• Aim:
Copy every line of the records below that holds the word "content".

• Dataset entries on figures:
>> BEGIN
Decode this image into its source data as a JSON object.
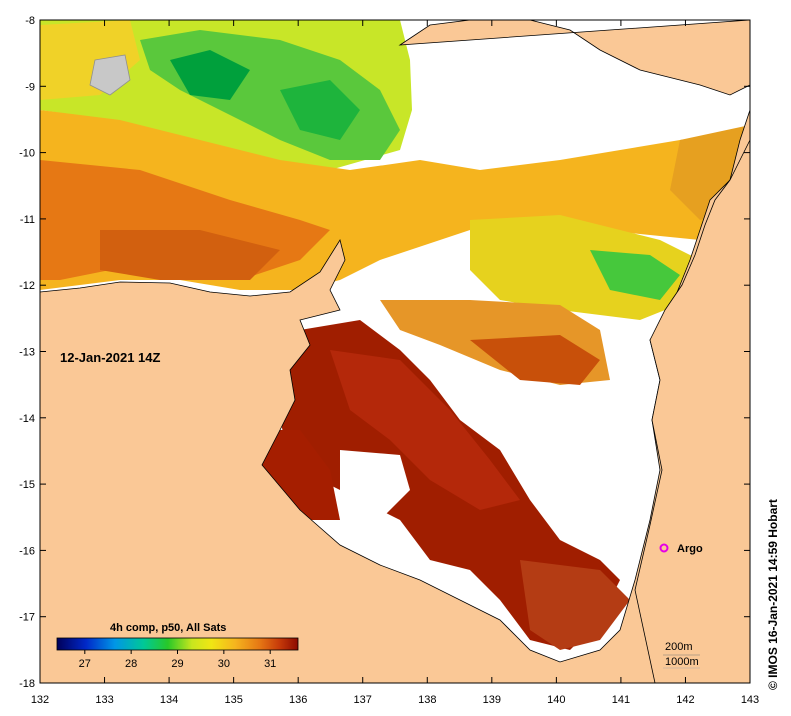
{
  "map": {
    "timestamp_label": "12-Jan-2021 14Z",
    "credit": "© IMOS 16-Jan-2021 14:59 Hobart",
    "argo_label": "Argo",
    "x_ticks": [
      "132",
      "133",
      "134",
      "135",
      "136",
      "137",
      "138",
      "139",
      "140",
      "141",
      "142",
      "143"
    ],
    "y_ticks": [
      "-8",
      "-9",
      "-10",
      "-11",
      "-12",
      "-13",
      "-14",
      "-15",
      "-16",
      "-17",
      "-18"
    ],
    "colorbar": {
      "title": "4h comp, p50, All Sats",
      "tick_labels": [
        "27",
        "28",
        "29",
        "30",
        "31"
      ]
    },
    "contour_legend": [
      "200m",
      "1000m"
    ],
    "colors": {
      "land": "#fac896",
      "no_data": "#ffffff",
      "argo_marker": "#e600e6",
      "warm_sst": "#9b1400",
      "mid_sst": "#e8a020",
      "cool_sst": "#22b24c"
    }
  },
  "chart_data": {
    "type": "heatmap",
    "x_range": [
      132,
      143
    ],
    "y_range": [
      -18,
      -8
    ],
    "colorbar_range": [
      26.4,
      31.6
    ],
    "colorbar_ticks": [
      27,
      28,
      29,
      30,
      31
    ],
    "argo_position": [
      141.7,
      -16.0
    ]
  }
}
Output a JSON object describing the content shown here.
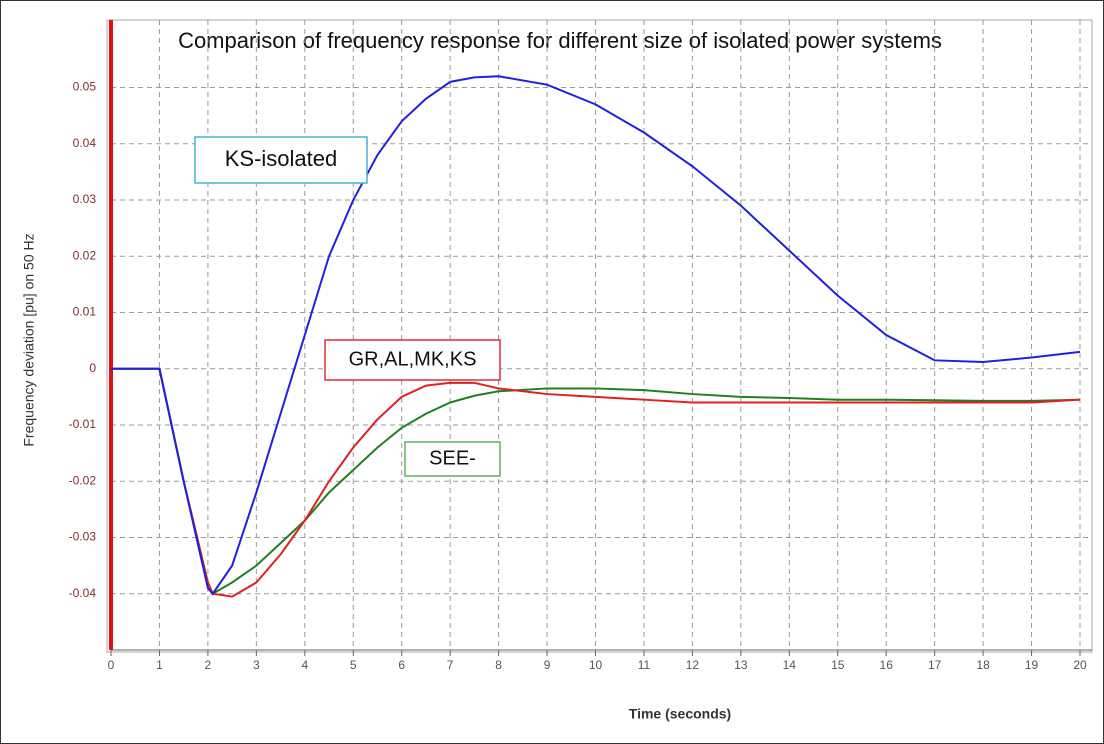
{
  "chart_data": {
    "type": "line",
    "title": "Comparison of frequency response for different size of isolated power systems",
    "x_label": "Time (seconds)",
    "y_label": "Frequency deviation [pu] on 50 Hz",
    "x": [
      0,
      1,
      1.5,
      2,
      2.1,
      2.5,
      3,
      3.5,
      4,
      4.5,
      5,
      5.5,
      6,
      6.5,
      7,
      7.5,
      8,
      9,
      10,
      11,
      12,
      13,
      14,
      15,
      16,
      17,
      18,
      19,
      20
    ],
    "series": [
      {
        "name": "KS-isolated",
        "color": "#2020e0",
        "box_color": "#4ab0d8",
        "values": [
          0,
          0,
          -0.02,
          -0.039,
          -0.04,
          -0.035,
          -0.022,
          -0.008,
          0.006,
          0.02,
          0.03,
          0.038,
          0.044,
          0.048,
          0.051,
          0.0518,
          0.052,
          0.0505,
          0.047,
          0.042,
          0.036,
          0.029,
          0.021,
          0.013,
          0.006,
          0.0015,
          0.0012,
          0.002,
          0.003
        ]
      },
      {
        "name": "GR,AL,MK,KS",
        "color": "#e02020",
        "box_color": "#e03030",
        "values": [
          0,
          0,
          -0.02,
          -0.038,
          -0.04,
          -0.0405,
          -0.038,
          -0.033,
          -0.027,
          -0.02,
          -0.014,
          -0.009,
          -0.005,
          -0.003,
          -0.0025,
          -0.0025,
          -0.0035,
          -0.0045,
          -0.005,
          -0.0055,
          -0.006,
          -0.006,
          -0.006,
          -0.006,
          -0.006,
          -0.006,
          -0.006,
          -0.006,
          -0.0055
        ]
      },
      {
        "name": "SEE-",
        "color": "#208020",
        "box_color": "#60b060",
        "values": [
          0,
          0,
          -0.02,
          -0.038,
          -0.04,
          -0.038,
          -0.035,
          -0.031,
          -0.027,
          -0.022,
          -0.018,
          -0.014,
          -0.0105,
          -0.008,
          -0.006,
          -0.0048,
          -0.004,
          -0.0035,
          -0.0035,
          -0.0038,
          -0.0045,
          -0.005,
          -0.0052,
          -0.0055,
          -0.0055,
          -0.0056,
          -0.0057,
          -0.0057,
          -0.0055
        ]
      }
    ],
    "xlim": [
      0,
      20
    ],
    "xticks": [
      0,
      1,
      2,
      3,
      4,
      5,
      6,
      7,
      8,
      9,
      10,
      11,
      12,
      13,
      14,
      15,
      16,
      17,
      18,
      19,
      20
    ],
    "ylim": [
      -0.05,
      0.062
    ],
    "yticks": [
      -0.04,
      -0.03,
      -0.02,
      -0.01,
      0,
      0.01,
      0.02,
      0.03,
      0.04,
      0.05
    ],
    "grid": true
  }
}
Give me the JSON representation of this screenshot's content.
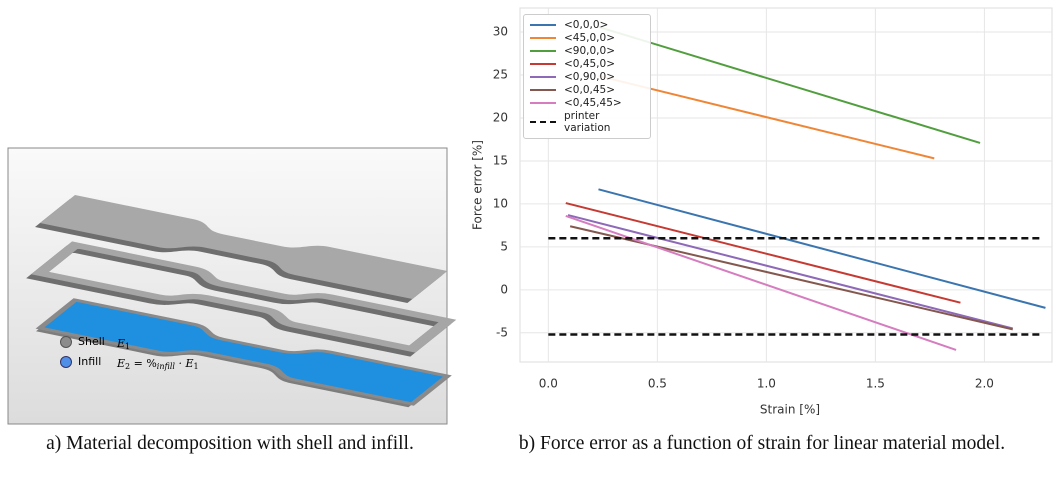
{
  "figure_a": {
    "legend": [
      {
        "label": "Shell",
        "symbol": [
          "E",
          "1"
        ]
      },
      {
        "label": "Infill",
        "symbol": [
          "E",
          "2",
          " = %",
          "infill",
          " · E",
          "1"
        ]
      }
    ]
  },
  "chart_data": {
    "type": "line",
    "xlabel": "Strain [%]",
    "ylabel": "Force error [%]",
    "xlim": [
      -0.13,
      2.31
    ],
    "ylim": [
      -8.4,
      32.8
    ],
    "xticks": [
      {
        "value": 0,
        "label": "0.0"
      },
      0.5,
      {
        "value": 1,
        "label": "1.0"
      },
      1.5,
      {
        "value": 2,
        "label": "2.0"
      }
    ],
    "yticks": [
      -5,
      0,
      5,
      10,
      15,
      20,
      25,
      30
    ],
    "grid": true,
    "legend": "upper left",
    "series": [
      {
        "name": "<0,0,0>",
        "color": "#3b75af",
        "x": [
          0.23,
          2.28
        ],
        "values": [
          11.7,
          -2.1
        ]
      },
      {
        "name": "<45,0,0>",
        "color": "#ef8636",
        "x": [
          0.23,
          1.77
        ],
        "values": [
          24.9,
          15.3
        ]
      },
      {
        "name": "<90,0,0>",
        "color": "#519e3e",
        "x": [
          0.23,
          1.98
        ],
        "values": [
          30.6,
          17.1
        ]
      },
      {
        "name": "<0,45,0>",
        "color": "#c53a32",
        "x": [
          0.08,
          1.89
        ],
        "values": [
          10.1,
          -1.5
        ]
      },
      {
        "name": "<0,90,0>",
        "color": "#8d69b8",
        "x": [
          0.09,
          2.13
        ],
        "values": [
          8.7,
          -4.5
        ]
      },
      {
        "name": "<0,0,45>",
        "color": "#84584e",
        "x": [
          0.1,
          2.13
        ],
        "values": [
          7.4,
          -4.6
        ]
      },
      {
        "name": "<0,45,45>",
        "color": "#d57dbf",
        "x": [
          0.08,
          1.87
        ],
        "values": [
          8.6,
          -7.0
        ]
      },
      {
        "name": "printer variation",
        "color": "#111111",
        "linestyle": "dashed",
        "x": [
          0,
          2.26,
          null,
          0,
          2.26
        ],
        "values": [
          6,
          6,
          null,
          -5.2,
          -5.2
        ]
      }
    ]
  },
  "captions": [
    "a) Material decomposition with shell and infill.",
    "b) Force error as a function of strain for linear material model."
  ]
}
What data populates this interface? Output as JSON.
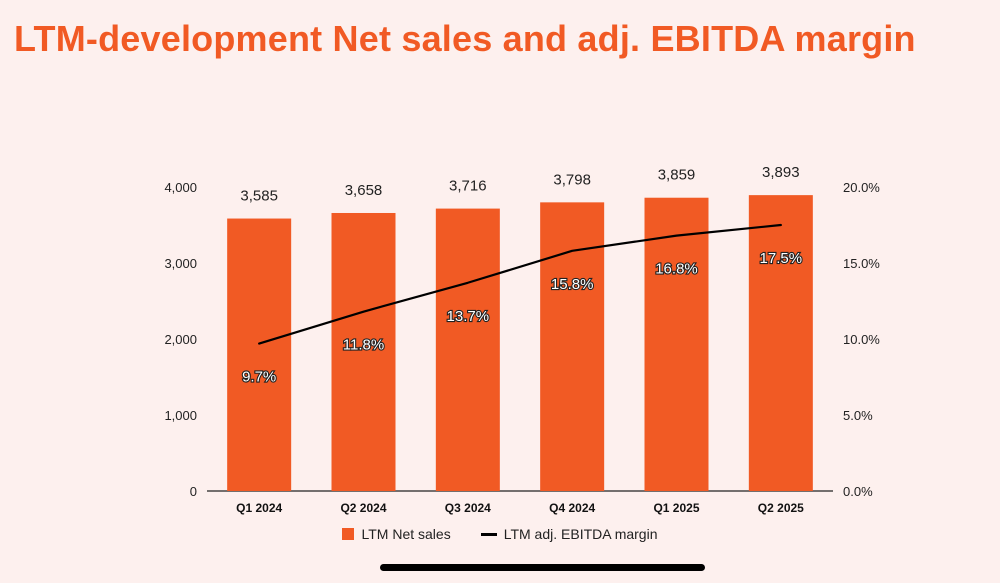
{
  "page": {
    "title": "LTM-development Net sales and adj. EBITDA margin"
  },
  "colors": {
    "background": "#fdf0ee",
    "accent": "#f15a24",
    "bar": "#f15a24",
    "line": "#000000"
  },
  "chart_data": {
    "type": "bar",
    "title": "",
    "xlabel": "",
    "ylabel": "",
    "categories": [
      "Q1 2024",
      "Q2 2024",
      "Q3 2024",
      "Q4 2024",
      "Q1 2025",
      "Q2 2025"
    ],
    "series": [
      {
        "name": "LTM Net sales",
        "type": "bar",
        "axis": "left",
        "values": [
          3585,
          3658,
          3716,
          3798,
          3859,
          3893
        ],
        "labels": [
          "3,585",
          "3,658",
          "3,716",
          "3,798",
          "3,859",
          "3,893"
        ]
      },
      {
        "name": "LTM adj. EBITDA margin",
        "type": "line",
        "axis": "right",
        "values": [
          9.7,
          11.8,
          13.7,
          15.8,
          16.8,
          17.5
        ],
        "labels": [
          "9.7%",
          "11.8%",
          "13.7%",
          "15.8%",
          "16.8%",
          "17.5%"
        ]
      }
    ],
    "ylim": [
      0,
      4000
    ],
    "yticks": [
      "0",
      "1,000",
      "2,000",
      "3,000",
      "4,000"
    ],
    "y2lim": [
      0,
      20
    ],
    "y2ticks": [
      "0.0%",
      "5.0%",
      "10.0%",
      "15.0%",
      "20.0%"
    ],
    "grid": false,
    "legend": "bottom-center"
  }
}
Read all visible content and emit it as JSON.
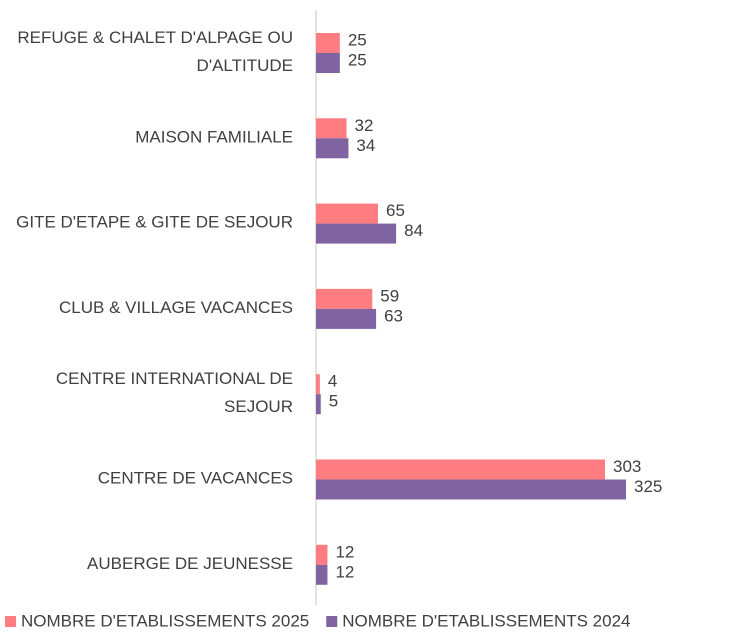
{
  "chart_data": {
    "type": "hbar",
    "categories": [
      "REFUGE & CHALET D'ALPAGE OU D'ALTITUDE",
      "MAISON FAMILIALE",
      "GITE D'ETAPE & GITE DE SEJOUR",
      "CLUB & VILLAGE VACANCES",
      "CENTRE INTERNATIONAL DE SEJOUR",
      "CENTRE DE VACANCES",
      "AUBERGE DE JEUNESSE"
    ],
    "series": [
      {
        "name": "NOMBRE D'ETABLISSEMENTS 2025",
        "color": "#ff7c80",
        "values": [
          25,
          32,
          65,
          59,
          4,
          303,
          12
        ]
      },
      {
        "name": "NOMBRE D'ETABLISSEMENTS 2024",
        "color": "#8064a2",
        "values": [
          25,
          34,
          84,
          63,
          5,
          325,
          12
        ]
      }
    ],
    "legend": "bottom"
  }
}
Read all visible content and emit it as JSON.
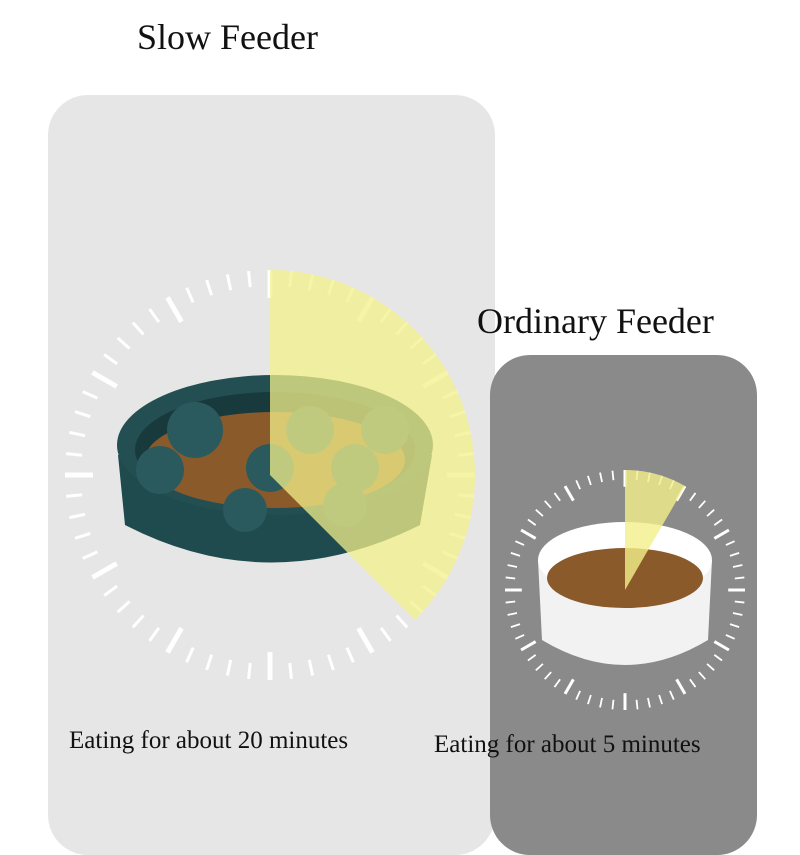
{
  "slow_feeder": {
    "title": "Slow Feeder",
    "caption": "Eating for about 20 minutes",
    "panel_color": "#e6e6e6",
    "bowl_color": "#1f4a4e"
  },
  "ordinary_feeder": {
    "title": "Ordinary  Feeder",
    "caption": "Eating for about 5 minutes",
    "panel_color": "#8a8a8a",
    "bowl_color": "#f2f2f2"
  },
  "highlight_color": "#f3f08a"
}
>> END
• Result for this exercise:
Output a JSON object describing the content shown here.
Give me the JSON representation of this screenshot's content.
Read all visible content and emit it as JSON.
Read all visible content and emit it as JSON.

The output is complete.